*GIVEN EXERCISE*.
Every line of the material below should be repeated exactly.

[Stored data entries]
· · · · · · ·
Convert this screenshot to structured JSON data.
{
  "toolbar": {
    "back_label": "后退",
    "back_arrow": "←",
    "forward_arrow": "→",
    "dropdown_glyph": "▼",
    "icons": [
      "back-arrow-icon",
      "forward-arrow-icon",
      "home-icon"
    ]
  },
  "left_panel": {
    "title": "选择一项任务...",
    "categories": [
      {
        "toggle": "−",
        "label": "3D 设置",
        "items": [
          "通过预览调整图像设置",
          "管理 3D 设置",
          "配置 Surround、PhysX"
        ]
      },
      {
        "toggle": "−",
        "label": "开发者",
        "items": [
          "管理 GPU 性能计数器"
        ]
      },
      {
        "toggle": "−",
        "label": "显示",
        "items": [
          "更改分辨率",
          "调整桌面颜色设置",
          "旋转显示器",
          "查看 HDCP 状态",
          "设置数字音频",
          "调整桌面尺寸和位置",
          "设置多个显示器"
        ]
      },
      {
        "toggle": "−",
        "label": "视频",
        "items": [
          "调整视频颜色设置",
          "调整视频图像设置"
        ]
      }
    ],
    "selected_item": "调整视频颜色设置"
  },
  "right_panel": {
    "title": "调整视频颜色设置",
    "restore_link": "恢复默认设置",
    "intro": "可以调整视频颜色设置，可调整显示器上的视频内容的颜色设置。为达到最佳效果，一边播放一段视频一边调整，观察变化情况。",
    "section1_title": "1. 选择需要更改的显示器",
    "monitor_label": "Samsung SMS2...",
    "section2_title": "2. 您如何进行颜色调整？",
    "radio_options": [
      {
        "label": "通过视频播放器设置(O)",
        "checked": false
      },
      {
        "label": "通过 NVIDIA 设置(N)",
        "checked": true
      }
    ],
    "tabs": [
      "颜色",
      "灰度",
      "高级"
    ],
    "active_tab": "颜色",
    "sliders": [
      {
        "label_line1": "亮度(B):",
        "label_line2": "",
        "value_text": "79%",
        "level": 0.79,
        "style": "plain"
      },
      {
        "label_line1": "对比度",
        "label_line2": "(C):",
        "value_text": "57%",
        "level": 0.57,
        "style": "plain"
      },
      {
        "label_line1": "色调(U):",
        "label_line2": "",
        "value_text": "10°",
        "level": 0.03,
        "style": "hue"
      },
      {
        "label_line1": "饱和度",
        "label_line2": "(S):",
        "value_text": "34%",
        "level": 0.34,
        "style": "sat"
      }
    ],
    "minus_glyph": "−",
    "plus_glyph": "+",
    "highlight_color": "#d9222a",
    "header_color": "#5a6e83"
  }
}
· · · · · · ·
*OUTPUT OF THE EXERCISE*.
Convert this screenshot to structured JSON data.
{
  "toolbar": {
    "back_label": "后退",
    "back_arrow": "←",
    "forward_arrow": "→",
    "dropdown_glyph": "▼",
    "icons": [
      "back-arrow-icon",
      "forward-arrow-icon",
      "home-icon"
    ]
  },
  "left_panel": {
    "title": "选择一项任务...",
    "categories": [
      {
        "toggle": "−",
        "label": "3D 设置",
        "items": [
          "通过预览调整图像设置",
          "管理 3D 设置",
          "配置 Surround、PhysX"
        ]
      },
      {
        "toggle": "−",
        "label": "开发者",
        "items": [
          "管理 GPU 性能计数器"
        ]
      },
      {
        "toggle": "−",
        "label": "显示",
        "items": [
          "更改分辨率",
          "调整桌面颜色设置",
          "旋转显示器",
          "查看 HDCP 状态",
          "设置数字音频",
          "调整桌面尺寸和位置",
          "设置多个显示器"
        ]
      },
      {
        "toggle": "−",
        "label": "视频",
        "items": [
          "调整视频颜色设置",
          "调整视频图像设置"
        ]
      }
    ],
    "selected_item": "调整视频颜色设置"
  },
  "right_panel": {
    "title": "调整视频颜色设置",
    "restore_link": "恢复默认设置",
    "intro": "可以调整视频颜色设置，可调整显示器上的视频内容的颜色设置。为达到最佳效果，一边播放一段视频一边调整，观察变化情况。",
    "section1_title": "1. 选择需要更改的显示器",
    "monitor_label": "Samsung SMS2...",
    "section2_title": "2. 您如何进行颜色调整？",
    "radio_options": [
      {
        "label": "通过视频播放器设置(O)",
        "checked": false
      },
      {
        "label": "通过 NVIDIA 设置(N)",
        "checked": true
      }
    ],
    "tabs": [
      "颜色",
      "灰度",
      "高级"
    ],
    "active_tab": "颜色",
    "sliders": [
      {
        "label_line1": "亮度(B):",
        "label_line2": "",
        "value_text": "79%",
        "level": 0.79,
        "style": "plain"
      },
      {
        "label_line1": "对比度",
        "label_line2": "(C):",
        "value_text": "57%",
        "level": 0.57,
        "style": "plain"
      },
      {
        "label_line1": "色调(U):",
        "label_line2": "",
        "value_text": "10°",
        "level": 0.03,
        "style": "hue"
      },
      {
        "label_line1": "饱和度",
        "label_line2": "(S):",
        "value_text": "34%",
        "level": 0.34,
        "style": "sat"
      }
    ],
    "minus_glyph": "−",
    "plus_glyph": "+",
    "highlight_color": "#d9222a",
    "header_color": "#5a6e83"
  }
}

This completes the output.